> _Extracted text_:
───

Tuesday, November 10, 2020

Fast prove bread

Yeast is one of those ingredients that is generally well tolerated in small amounts and so is rated as a 1 on the MCAS food list I trust. The caveat to this rating is that baked goods with a long fermentation time can be a problem - the very reason I had to let go of my sourdough baking obsession! This bread has a very short prove time and is therefore better able to be tolerated. In addition, I have found wholewheat flour to be a much better option than white flour because of the reduction in processing and the comfort that it will be naturally sulphite/sulfite free. I ate three slices of this bread in one day (not a great idea but I was craving energy) and didn't react at all which is nothing short of a miracle. 

FAST PROVE BREAD
1 tbsp pure honey
400ml/400g/13.5 fl oz tepid water
1 tbsp dry yeast
600g/21 oz wholewheat flour (organic is best)
1 tsp salt
Coconut oil for the tray

1. Whisk together honey, yeast and water in Kitchen Aid bowl or large bowl. The water should feel quite warm but not hot as too much heat will kill the yeast.

───

> _Records_:
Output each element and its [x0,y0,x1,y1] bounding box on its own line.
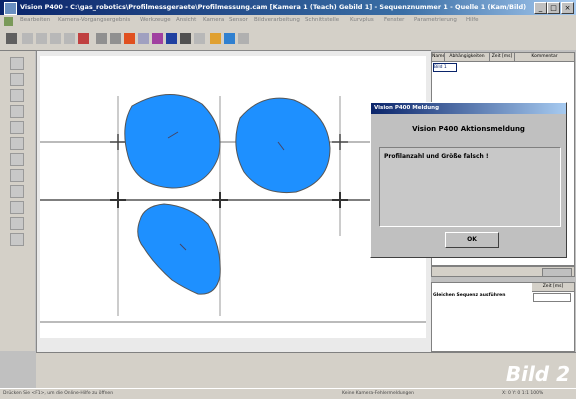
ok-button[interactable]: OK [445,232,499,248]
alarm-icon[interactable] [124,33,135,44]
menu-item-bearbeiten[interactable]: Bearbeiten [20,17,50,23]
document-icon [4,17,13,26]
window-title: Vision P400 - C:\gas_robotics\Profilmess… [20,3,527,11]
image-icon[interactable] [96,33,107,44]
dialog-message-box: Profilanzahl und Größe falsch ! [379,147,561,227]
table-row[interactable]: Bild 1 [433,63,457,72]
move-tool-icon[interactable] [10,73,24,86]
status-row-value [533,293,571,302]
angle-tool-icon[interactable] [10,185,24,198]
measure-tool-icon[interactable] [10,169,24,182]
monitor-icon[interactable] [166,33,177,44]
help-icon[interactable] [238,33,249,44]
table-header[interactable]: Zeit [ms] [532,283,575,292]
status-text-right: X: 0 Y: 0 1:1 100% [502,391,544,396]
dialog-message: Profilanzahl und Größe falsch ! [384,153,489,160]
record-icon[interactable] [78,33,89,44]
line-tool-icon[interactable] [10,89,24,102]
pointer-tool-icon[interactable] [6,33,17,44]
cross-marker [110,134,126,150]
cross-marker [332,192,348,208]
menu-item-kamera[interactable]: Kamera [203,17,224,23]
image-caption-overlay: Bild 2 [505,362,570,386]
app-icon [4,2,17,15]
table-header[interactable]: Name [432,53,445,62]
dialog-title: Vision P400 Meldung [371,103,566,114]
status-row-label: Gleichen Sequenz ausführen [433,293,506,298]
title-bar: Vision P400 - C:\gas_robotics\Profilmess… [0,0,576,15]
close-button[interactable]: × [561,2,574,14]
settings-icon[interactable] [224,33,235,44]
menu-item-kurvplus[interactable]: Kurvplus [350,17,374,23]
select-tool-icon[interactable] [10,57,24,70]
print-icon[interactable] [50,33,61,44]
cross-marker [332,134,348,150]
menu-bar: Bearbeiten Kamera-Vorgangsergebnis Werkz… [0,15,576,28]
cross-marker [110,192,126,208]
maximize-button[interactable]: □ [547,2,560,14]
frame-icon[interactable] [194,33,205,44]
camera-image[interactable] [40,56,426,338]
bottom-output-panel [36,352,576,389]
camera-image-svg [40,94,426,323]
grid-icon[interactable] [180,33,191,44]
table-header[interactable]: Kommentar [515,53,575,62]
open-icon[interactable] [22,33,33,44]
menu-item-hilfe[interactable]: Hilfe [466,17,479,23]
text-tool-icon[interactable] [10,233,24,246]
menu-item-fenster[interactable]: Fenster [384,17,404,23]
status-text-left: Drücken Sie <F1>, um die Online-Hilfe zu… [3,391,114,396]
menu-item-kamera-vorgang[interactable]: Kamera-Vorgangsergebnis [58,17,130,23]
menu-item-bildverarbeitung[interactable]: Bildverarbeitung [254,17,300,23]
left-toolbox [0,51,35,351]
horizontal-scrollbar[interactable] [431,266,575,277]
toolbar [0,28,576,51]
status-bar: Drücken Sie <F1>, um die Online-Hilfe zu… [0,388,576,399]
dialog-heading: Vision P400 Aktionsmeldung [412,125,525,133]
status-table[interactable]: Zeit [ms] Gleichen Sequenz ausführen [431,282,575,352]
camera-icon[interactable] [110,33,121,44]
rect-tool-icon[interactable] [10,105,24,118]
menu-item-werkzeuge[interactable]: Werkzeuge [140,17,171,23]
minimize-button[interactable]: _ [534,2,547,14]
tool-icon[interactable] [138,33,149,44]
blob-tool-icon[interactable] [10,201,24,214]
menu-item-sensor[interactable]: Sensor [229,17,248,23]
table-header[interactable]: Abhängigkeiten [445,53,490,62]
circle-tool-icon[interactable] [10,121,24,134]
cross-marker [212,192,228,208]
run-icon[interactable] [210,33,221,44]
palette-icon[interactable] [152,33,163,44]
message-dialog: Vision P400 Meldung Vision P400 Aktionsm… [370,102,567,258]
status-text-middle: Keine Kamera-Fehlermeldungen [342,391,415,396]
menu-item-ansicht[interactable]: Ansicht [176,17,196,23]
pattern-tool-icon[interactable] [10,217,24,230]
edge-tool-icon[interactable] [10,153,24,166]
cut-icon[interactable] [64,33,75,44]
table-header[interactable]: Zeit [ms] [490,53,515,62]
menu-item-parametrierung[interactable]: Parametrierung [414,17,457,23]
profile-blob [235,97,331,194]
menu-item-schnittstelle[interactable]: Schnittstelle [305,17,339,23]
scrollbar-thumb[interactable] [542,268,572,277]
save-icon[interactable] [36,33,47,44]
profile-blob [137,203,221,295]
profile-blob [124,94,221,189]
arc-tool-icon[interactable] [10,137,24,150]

───

> _Exercise details_: Write the next part of the fast prove bread recipe, starting after its last step. The listing comes from a different source than the bread recipe.

> _Output of the exercise_:
2. Leave for 5-10 min. If your yeast is active it should end up bubbly on top.
3. Add flour to the yeast mix and then the salt. The order is important as keeping the salt away from the yeast helps it to work better. 
4. Knead with dough hook for 5-7 minutes or by hand for a little longer. The dough should come together and not be sticky to the touch.
5. Shape the dough into a longish log shape and place on a baking tray/sheet which has been rubbed with coconut oil.
6. Slash the dough deeply (at least an inch deep) and on an angle four or five times with a sharp knife. 
7. Cover with a clean tea towel/dish towel and sit in a warm, draught free place for 20 minutes.
8. Meanwhile preheat oven to 180°C/350°F. 
9. Bake for 30 minutes or until bread sounds hollow when you tap on the base. 
10. Remove from tray/sheet and cool on a wire rack. 

Enjoy ❤️

Hot tips!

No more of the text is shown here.